Your goal - Show all lines from the listing below that contain "works".

Saved entries
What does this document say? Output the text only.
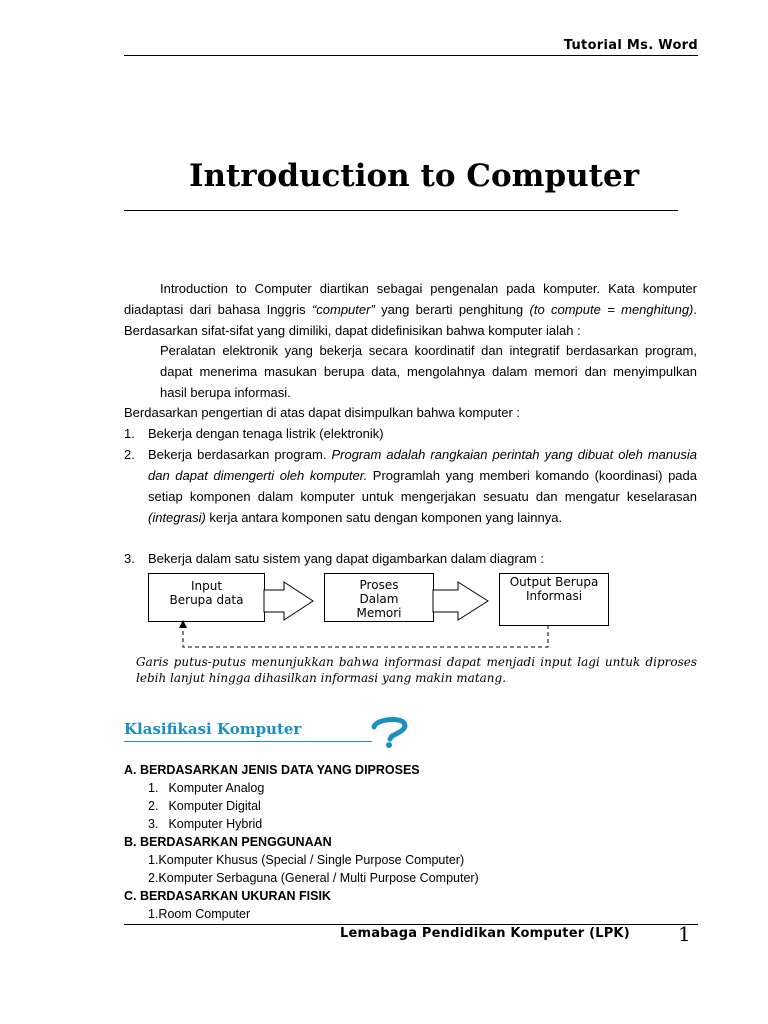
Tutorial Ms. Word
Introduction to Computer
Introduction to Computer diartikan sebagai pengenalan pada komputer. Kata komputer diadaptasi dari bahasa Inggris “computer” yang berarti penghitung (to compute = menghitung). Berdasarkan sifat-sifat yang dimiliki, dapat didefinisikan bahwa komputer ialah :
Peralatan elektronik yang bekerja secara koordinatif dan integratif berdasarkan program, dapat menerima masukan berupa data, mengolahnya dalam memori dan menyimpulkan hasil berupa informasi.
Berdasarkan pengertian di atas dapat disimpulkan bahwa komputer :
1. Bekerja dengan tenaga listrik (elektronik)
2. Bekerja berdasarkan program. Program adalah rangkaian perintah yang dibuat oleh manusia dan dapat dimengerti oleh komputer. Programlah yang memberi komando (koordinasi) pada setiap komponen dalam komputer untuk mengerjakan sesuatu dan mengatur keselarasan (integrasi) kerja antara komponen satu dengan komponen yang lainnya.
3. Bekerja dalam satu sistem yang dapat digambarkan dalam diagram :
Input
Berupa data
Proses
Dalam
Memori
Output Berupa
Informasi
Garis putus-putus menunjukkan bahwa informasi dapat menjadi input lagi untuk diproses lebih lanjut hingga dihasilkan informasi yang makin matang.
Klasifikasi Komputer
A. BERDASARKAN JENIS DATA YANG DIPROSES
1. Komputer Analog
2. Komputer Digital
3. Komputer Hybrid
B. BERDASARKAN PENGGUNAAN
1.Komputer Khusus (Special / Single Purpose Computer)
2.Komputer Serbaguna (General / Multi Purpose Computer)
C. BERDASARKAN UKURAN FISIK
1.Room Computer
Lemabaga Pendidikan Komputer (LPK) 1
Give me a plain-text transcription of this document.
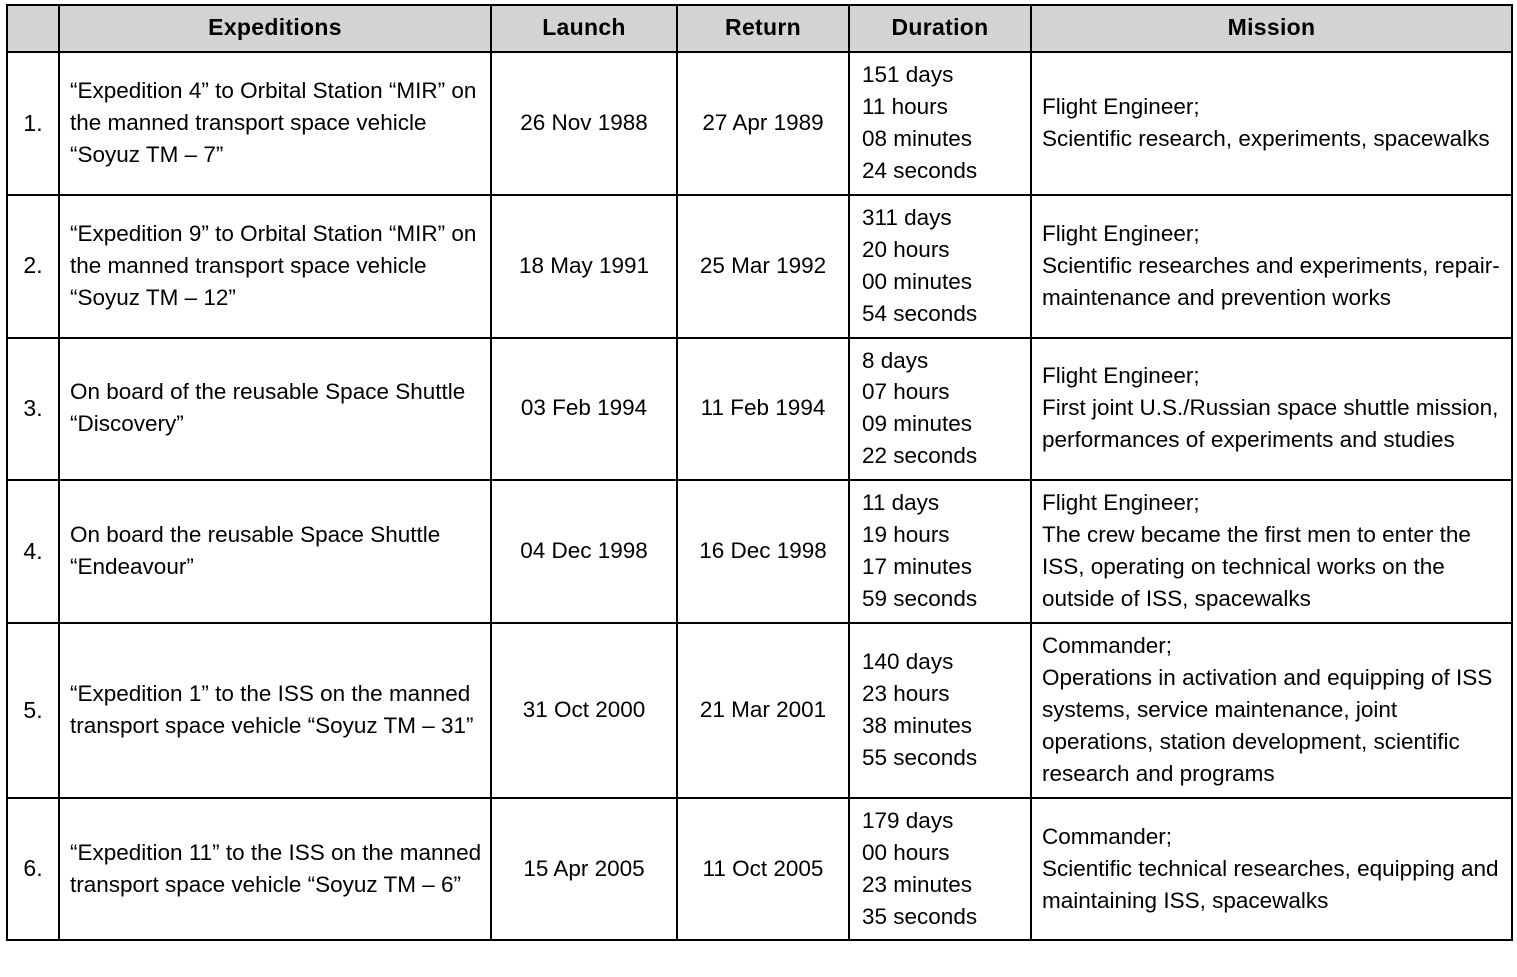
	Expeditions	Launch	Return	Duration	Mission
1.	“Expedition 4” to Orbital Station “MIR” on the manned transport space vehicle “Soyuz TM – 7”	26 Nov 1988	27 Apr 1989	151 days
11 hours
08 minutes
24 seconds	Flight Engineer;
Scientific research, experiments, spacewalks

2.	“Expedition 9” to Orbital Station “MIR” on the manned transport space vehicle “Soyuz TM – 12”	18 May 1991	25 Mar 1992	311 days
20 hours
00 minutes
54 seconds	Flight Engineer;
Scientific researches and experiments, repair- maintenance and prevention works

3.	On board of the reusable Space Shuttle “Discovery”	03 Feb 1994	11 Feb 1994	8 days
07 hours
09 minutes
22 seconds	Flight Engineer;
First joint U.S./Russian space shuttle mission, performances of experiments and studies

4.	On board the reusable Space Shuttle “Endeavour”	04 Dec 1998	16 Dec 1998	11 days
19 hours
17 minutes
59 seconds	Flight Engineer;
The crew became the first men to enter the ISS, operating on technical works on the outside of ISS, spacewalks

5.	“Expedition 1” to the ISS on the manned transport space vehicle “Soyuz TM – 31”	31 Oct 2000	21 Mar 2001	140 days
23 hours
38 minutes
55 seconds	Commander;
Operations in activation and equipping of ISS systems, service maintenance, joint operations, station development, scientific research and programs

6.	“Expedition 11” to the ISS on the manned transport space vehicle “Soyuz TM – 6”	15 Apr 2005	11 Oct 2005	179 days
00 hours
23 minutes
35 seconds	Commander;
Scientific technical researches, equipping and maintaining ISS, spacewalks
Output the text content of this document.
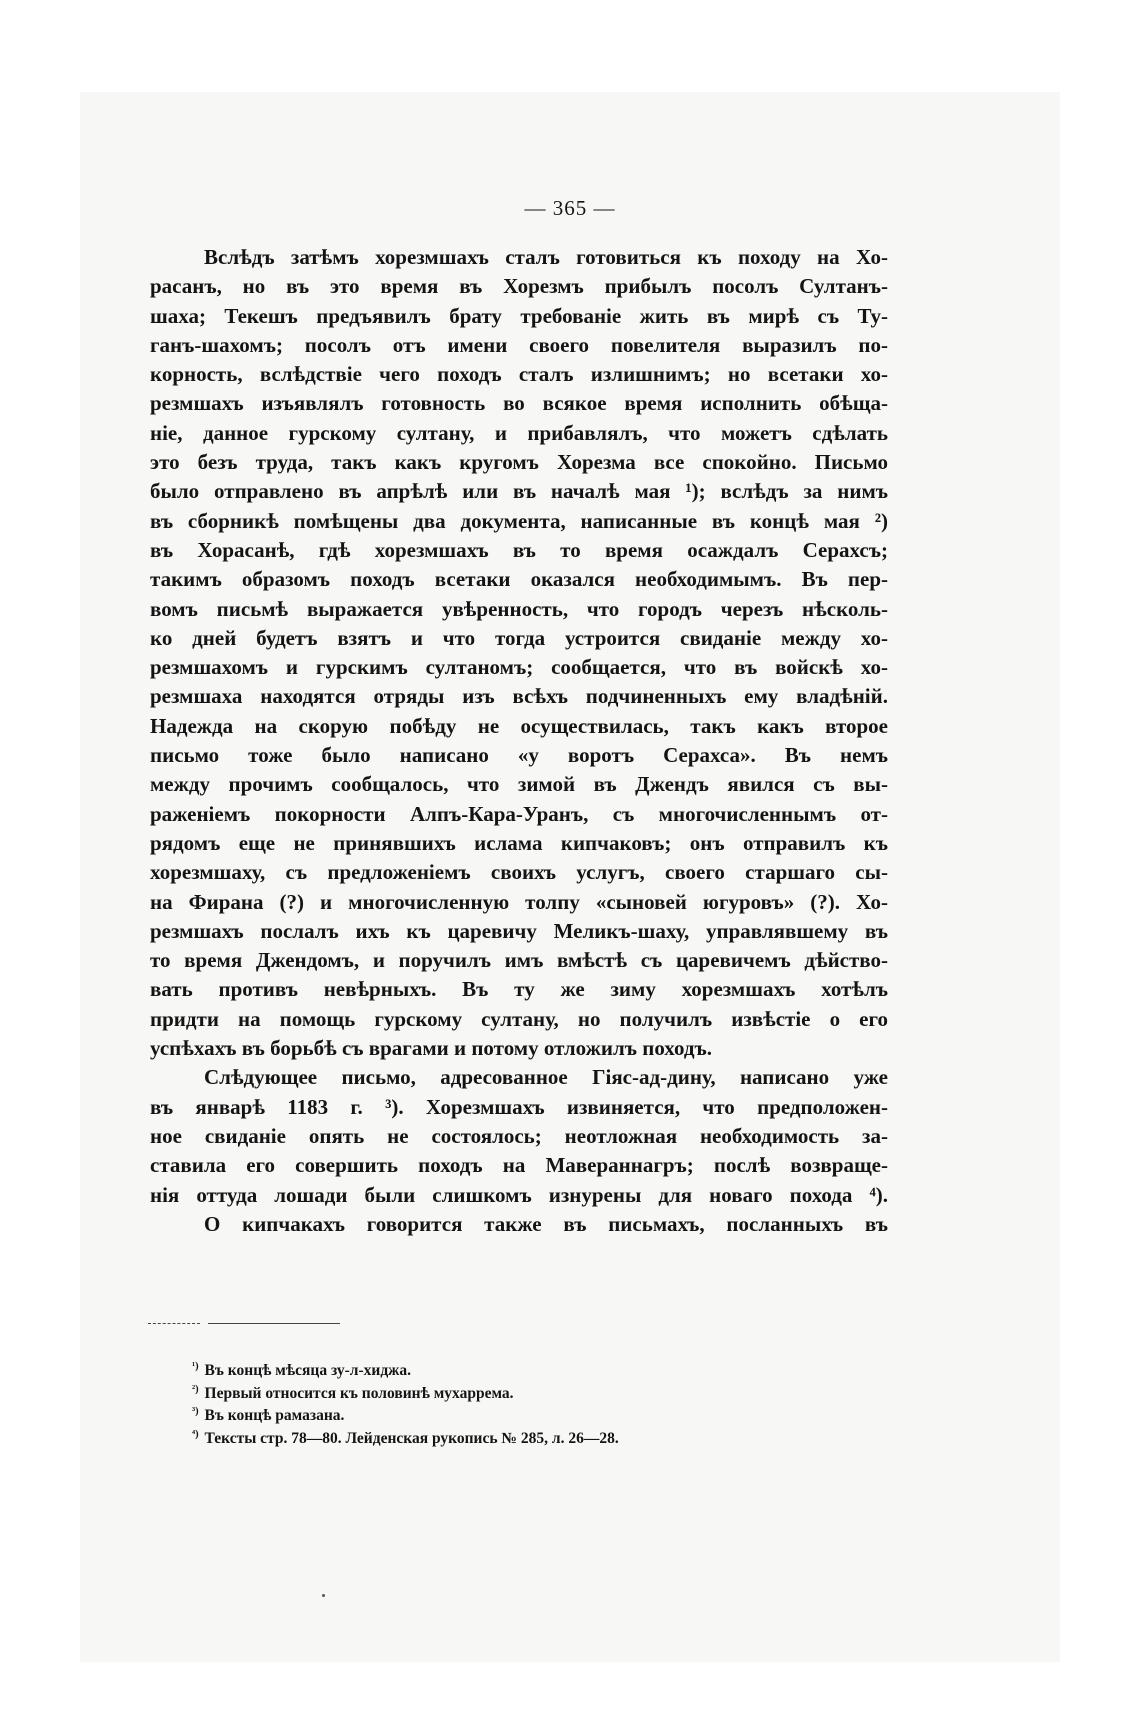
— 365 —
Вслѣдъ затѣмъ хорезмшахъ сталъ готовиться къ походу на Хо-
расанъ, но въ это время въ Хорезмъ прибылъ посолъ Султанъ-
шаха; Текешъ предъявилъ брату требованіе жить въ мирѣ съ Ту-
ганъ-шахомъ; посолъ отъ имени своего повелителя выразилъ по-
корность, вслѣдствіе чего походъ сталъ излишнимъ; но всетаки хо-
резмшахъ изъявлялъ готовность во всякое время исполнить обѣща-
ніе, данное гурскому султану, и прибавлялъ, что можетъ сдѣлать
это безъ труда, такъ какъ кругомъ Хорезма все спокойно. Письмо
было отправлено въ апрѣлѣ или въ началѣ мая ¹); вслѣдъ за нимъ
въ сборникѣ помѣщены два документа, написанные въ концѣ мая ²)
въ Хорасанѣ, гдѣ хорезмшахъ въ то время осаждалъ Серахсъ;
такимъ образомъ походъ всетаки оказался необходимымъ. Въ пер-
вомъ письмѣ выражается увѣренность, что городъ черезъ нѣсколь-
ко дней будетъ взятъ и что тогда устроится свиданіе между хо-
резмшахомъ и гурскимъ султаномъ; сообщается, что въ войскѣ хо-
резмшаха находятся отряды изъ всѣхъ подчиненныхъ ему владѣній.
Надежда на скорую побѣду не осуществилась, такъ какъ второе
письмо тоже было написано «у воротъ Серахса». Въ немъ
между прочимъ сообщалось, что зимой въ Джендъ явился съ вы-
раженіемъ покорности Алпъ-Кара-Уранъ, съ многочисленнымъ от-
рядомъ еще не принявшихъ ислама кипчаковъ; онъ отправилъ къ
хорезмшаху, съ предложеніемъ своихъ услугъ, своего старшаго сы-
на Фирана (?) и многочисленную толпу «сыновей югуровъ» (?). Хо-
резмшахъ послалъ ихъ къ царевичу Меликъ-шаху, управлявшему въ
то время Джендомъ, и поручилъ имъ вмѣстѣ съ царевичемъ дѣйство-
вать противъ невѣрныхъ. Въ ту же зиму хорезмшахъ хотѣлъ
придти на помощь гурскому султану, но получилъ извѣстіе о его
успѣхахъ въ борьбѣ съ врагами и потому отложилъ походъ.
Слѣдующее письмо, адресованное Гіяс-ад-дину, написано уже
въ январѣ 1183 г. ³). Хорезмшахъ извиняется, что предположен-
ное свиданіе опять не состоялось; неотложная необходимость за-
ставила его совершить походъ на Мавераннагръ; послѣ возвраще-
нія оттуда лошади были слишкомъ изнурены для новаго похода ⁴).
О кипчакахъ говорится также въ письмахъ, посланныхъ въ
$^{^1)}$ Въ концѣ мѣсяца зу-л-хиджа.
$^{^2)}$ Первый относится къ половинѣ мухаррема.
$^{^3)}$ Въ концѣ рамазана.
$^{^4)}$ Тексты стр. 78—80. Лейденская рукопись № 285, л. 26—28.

Reply to the exercise -
Scientific researches and experiments, repair- maintenance and prevention works
The crew became the first men to enter the ISS, operating on technical works on the outside of ISS, spacewalks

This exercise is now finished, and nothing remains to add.